### Given task
Reproduce the data below in full and exclude every picture.

### Input material
▬▬▬▬▬▬▬▬▬▬
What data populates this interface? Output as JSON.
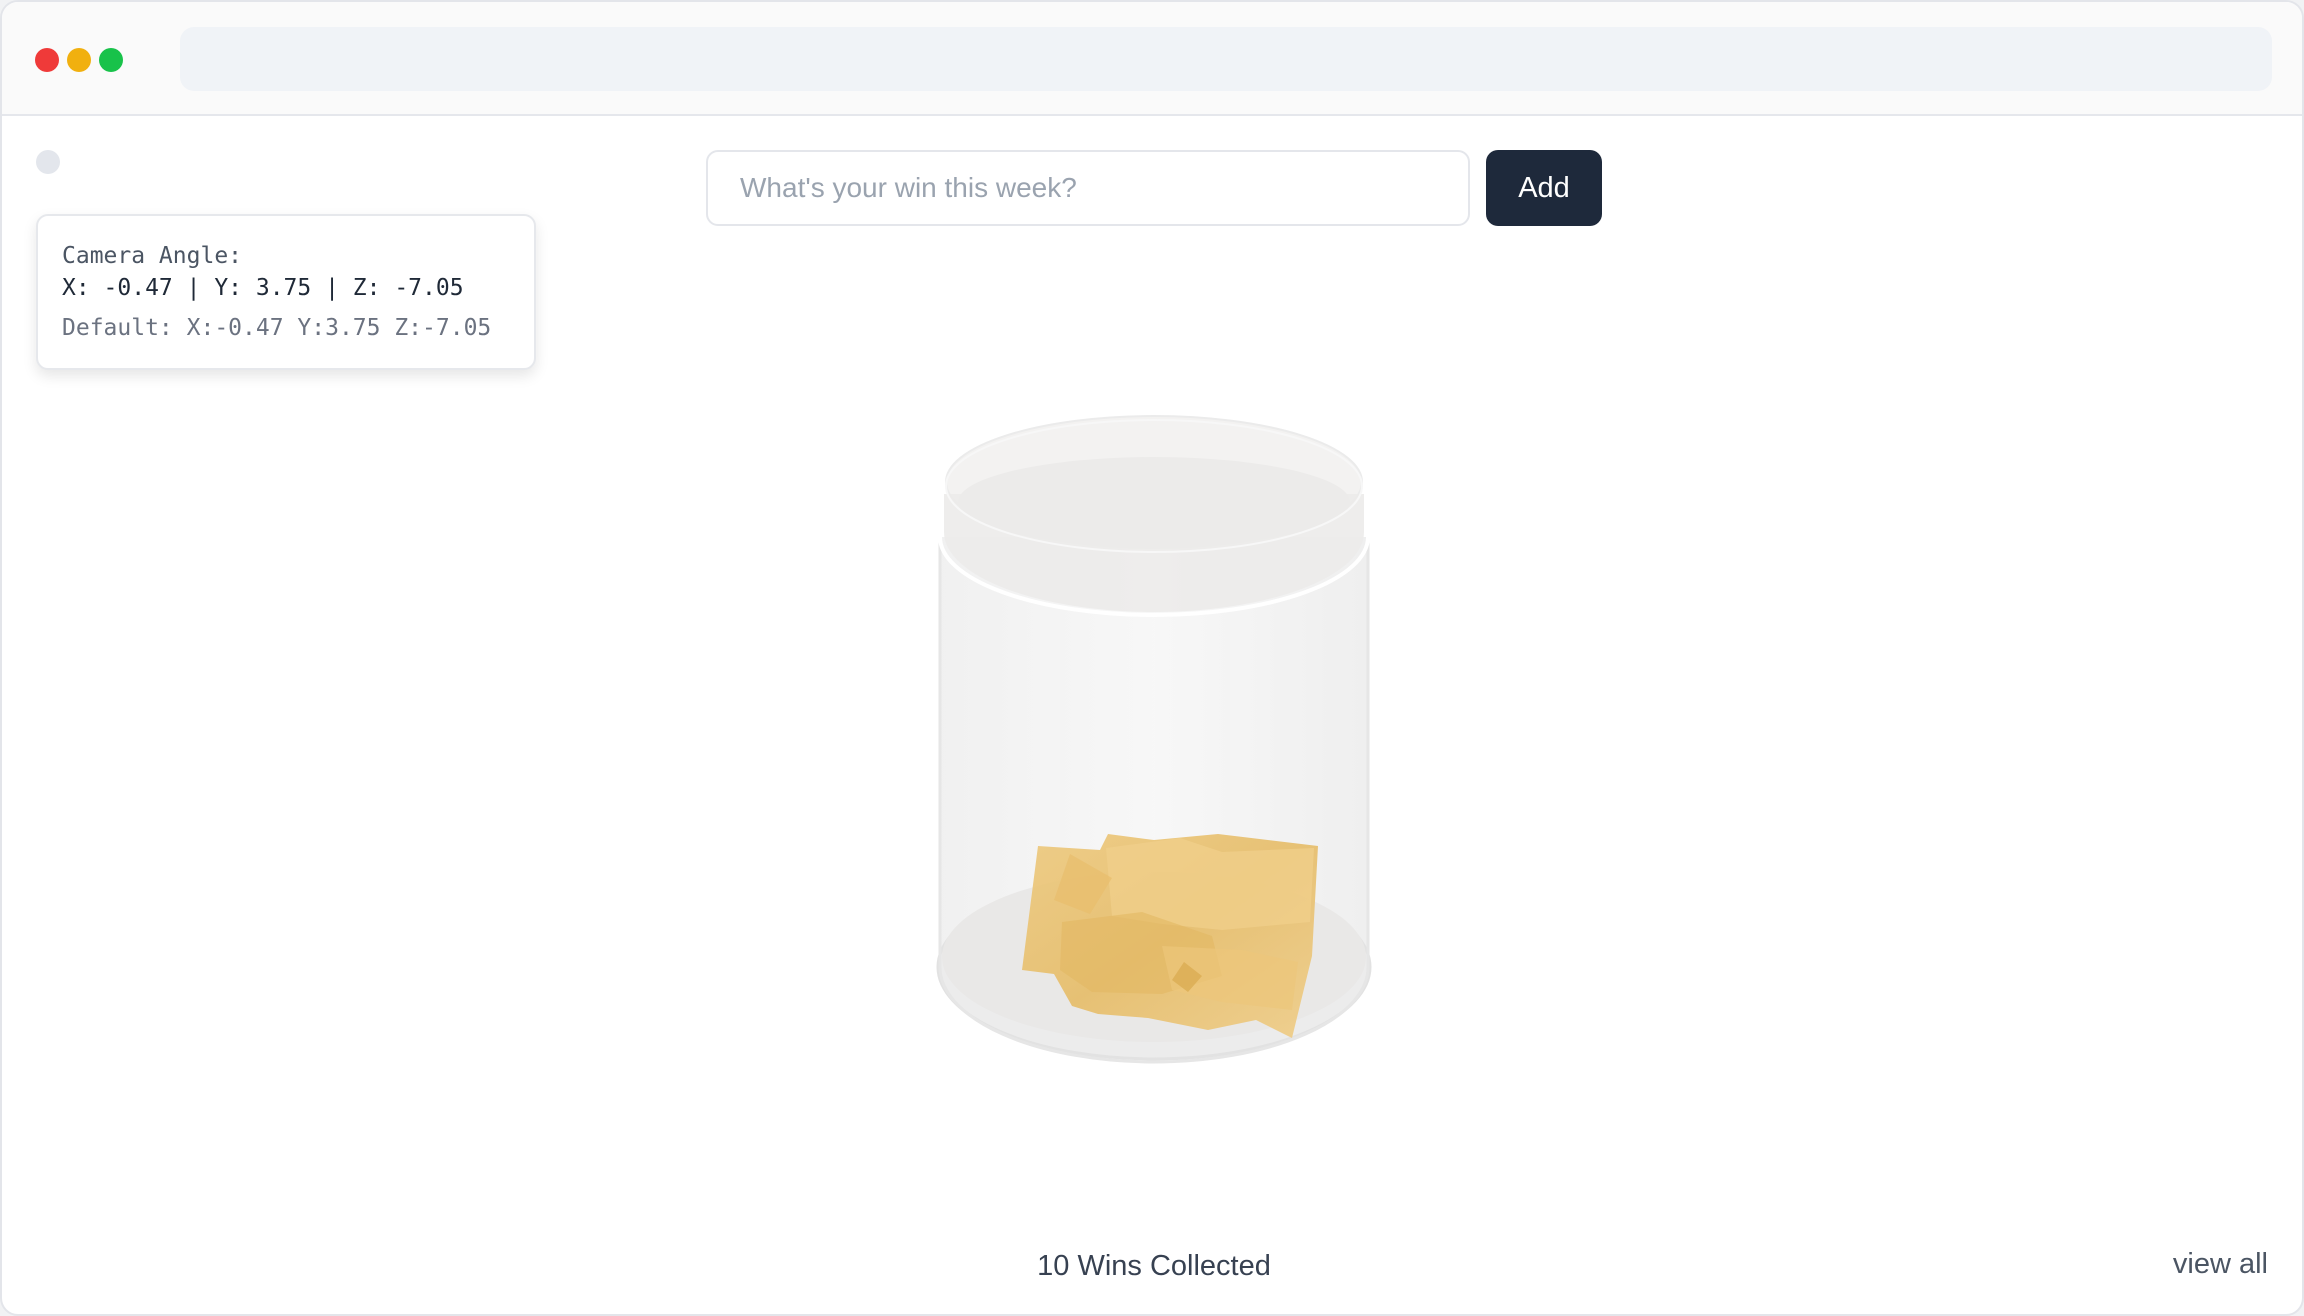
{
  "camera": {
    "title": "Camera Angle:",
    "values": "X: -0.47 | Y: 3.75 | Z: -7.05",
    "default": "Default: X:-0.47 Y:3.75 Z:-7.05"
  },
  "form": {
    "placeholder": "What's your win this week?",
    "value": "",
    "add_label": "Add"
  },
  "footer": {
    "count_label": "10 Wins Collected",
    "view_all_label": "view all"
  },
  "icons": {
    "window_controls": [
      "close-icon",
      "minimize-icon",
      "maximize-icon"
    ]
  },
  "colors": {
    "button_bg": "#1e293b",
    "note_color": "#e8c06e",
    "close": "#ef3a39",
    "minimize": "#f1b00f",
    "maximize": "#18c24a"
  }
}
▬▬▬▬▬▬▬▬▬▬
### Answer to the task
What data populates this interface? Output as JSON.
{
  "camera": {
    "title": "Camera Angle:",
    "values": "X: -0.47 | Y: 3.75 | Z: -7.05",
    "default": "Default: X:-0.47 Y:3.75 Z:-7.05"
  },
  "form": {
    "placeholder": "What's your win this week?",
    "value": "",
    "add_label": "Add"
  },
  "footer": {
    "count_label": "10 Wins Collected",
    "view_all_label": "view all"
  },
  "icons": {
    "window_controls": [
      "close-icon",
      "minimize-icon",
      "maximize-icon"
    ]
  },
  "colors": {
    "button_bg": "#1e293b",
    "note_color": "#e8c06e",
    "close": "#ef3a39",
    "minimize": "#f1b00f",
    "maximize": "#18c24a"
  }
}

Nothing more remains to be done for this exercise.